- **Problem description**
Every line below should be repeated exactly.

- **Records shown**
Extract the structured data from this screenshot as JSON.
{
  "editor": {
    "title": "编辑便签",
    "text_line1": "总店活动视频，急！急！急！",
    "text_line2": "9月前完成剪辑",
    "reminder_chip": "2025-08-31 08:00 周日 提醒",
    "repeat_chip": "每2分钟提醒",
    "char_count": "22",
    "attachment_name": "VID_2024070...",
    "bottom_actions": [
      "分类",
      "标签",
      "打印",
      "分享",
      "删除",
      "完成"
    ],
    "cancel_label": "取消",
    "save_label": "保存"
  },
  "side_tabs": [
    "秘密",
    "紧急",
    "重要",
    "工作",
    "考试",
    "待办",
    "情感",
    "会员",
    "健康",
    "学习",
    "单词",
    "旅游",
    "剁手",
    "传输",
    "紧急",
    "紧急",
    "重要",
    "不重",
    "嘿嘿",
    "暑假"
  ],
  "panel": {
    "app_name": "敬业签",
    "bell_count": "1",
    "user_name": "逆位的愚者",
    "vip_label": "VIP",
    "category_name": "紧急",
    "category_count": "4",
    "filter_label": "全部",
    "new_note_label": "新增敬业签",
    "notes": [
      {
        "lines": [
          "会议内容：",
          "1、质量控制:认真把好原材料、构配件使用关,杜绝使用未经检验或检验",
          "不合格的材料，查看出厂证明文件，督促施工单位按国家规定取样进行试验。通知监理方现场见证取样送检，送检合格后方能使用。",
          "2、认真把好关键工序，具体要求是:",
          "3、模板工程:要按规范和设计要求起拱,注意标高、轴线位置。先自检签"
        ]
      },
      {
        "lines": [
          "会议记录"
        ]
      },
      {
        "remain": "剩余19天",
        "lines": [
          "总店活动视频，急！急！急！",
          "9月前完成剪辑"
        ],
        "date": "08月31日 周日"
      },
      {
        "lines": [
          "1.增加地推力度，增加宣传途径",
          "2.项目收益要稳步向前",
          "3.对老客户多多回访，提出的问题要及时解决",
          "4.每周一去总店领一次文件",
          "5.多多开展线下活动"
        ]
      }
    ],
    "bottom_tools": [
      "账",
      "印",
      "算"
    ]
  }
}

- **Written answer**
Extract the structured data from this screenshot as JSON.
{
  "editor": {
    "title": "编辑便签",
    "text_line1": "总店活动视频，急！急！急！",
    "text_line2": "9月前完成剪辑",
    "reminder_chip": "2025-08-31 08:00 周日 提醒",
    "repeat_chip": "每2分钟提醒",
    "char_count": "22",
    "attachment_name": "VID_2024070...",
    "bottom_actions": [
      "分类",
      "标签",
      "打印",
      "分享",
      "删除",
      "完成"
    ],
    "cancel_label": "取消",
    "save_label": "保存"
  },
  "side_tabs": [
    "秘密",
    "紧急",
    "重要",
    "工作",
    "考试",
    "待办",
    "情感",
    "会员",
    "健康",
    "学习",
    "单词",
    "旅游",
    "剁手",
    "传输",
    "紧急",
    "紧急",
    "重要",
    "不重",
    "嘿嘿",
    "暑假"
  ],
  "panel": {
    "app_name": "敬业签",
    "bell_count": "1",
    "user_name": "逆位的愚者",
    "vip_label": "VIP",
    "category_name": "紧急",
    "category_count": "4",
    "filter_label": "全部",
    "new_note_label": "新增敬业签",
    "notes": [
      {
        "lines": [
          "会议内容：",
          "1、质量控制:认真把好原材料、构配件使用关,杜绝使用未经检验或检验",
          "不合格的材料，查看出厂证明文件，督促施工单位按国家规定取样进行试验。通知监理方现场见证取样送检，送检合格后方能使用。",
          "2、认真把好关键工序，具体要求是:",
          "3、模板工程:要按规范和设计要求起拱,注意标高、轴线位置。先自检签"
        ]
      },
      {
        "lines": [
          "会议记录"
        ]
      },
      {
        "remain": "剩余19天",
        "lines": [
          "总店活动视频，急！急！急！",
          "9月前完成剪辑"
        ],
        "date": "08月31日 周日"
      },
      {
        "lines": [
          "1.增加地推力度，增加宣传途径",
          "2.项目收益要稳步向前",
          "3.对老客户多多回访，提出的问题要及时解决",
          "4.每周一去总店领一次文件",
          "5.多多开展线下活动"
        ]
      }
    ],
    "bottom_tools": [
      "账",
      "印",
      "算"
    ]
  }
}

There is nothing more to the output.